◆ Aim
Count how many lines in the entries below contain the string "battery", treating uppercase and lowercase as different. Give only the number.

◆ Entries
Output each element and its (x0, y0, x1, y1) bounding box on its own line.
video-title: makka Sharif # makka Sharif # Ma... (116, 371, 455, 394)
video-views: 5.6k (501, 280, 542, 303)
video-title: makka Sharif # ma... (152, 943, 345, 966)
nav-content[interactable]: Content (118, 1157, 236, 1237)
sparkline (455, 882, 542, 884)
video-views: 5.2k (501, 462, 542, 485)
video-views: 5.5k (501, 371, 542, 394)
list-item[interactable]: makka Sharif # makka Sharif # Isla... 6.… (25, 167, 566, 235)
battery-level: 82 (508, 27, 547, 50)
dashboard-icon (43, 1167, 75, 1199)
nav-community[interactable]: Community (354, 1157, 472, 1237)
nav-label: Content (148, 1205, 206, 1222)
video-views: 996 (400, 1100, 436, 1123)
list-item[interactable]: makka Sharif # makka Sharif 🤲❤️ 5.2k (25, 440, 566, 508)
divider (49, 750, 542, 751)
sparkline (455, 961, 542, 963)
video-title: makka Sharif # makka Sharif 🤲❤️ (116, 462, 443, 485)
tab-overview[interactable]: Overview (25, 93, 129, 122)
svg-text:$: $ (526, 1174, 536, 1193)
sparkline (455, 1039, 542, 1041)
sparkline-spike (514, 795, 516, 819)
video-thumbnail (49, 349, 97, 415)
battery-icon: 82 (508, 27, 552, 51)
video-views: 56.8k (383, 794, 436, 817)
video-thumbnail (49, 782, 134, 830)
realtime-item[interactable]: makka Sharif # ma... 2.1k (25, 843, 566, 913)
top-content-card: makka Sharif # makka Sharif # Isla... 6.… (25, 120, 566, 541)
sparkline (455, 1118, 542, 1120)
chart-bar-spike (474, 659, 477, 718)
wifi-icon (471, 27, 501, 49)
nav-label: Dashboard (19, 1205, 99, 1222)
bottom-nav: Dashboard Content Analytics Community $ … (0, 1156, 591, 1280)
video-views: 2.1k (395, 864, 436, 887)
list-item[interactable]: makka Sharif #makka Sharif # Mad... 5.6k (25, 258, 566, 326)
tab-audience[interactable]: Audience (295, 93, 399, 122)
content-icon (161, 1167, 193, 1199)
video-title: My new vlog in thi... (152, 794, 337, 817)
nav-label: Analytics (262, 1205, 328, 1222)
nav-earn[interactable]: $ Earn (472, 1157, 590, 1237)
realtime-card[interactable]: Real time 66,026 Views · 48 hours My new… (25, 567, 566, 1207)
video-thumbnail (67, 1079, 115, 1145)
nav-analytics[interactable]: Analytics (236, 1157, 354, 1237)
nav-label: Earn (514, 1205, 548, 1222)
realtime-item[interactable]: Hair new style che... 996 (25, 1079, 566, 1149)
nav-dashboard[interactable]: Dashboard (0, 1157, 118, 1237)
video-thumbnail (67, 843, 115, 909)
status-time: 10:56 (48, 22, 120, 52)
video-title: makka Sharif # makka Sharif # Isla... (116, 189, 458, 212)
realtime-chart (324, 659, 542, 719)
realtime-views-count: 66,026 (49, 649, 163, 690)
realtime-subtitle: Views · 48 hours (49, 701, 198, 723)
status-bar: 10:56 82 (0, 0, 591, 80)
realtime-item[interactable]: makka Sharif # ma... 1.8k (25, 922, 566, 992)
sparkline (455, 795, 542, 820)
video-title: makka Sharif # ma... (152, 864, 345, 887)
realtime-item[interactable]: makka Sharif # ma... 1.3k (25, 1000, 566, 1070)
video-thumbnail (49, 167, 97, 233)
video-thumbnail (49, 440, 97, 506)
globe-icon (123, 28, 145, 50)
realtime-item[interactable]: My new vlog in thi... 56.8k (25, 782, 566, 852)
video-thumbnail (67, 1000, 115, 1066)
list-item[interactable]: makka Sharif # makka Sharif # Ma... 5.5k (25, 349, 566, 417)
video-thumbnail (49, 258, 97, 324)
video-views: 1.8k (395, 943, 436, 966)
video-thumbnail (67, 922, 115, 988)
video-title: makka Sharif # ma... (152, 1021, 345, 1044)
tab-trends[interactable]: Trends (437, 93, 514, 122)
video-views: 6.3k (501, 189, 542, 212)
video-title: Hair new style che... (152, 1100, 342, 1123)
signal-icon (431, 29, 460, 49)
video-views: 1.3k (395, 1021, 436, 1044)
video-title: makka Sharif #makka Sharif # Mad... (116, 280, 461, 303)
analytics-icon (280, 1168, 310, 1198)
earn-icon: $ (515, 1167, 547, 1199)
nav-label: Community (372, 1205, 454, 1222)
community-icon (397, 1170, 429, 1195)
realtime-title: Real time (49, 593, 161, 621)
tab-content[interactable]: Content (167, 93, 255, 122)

◆ The completed task
2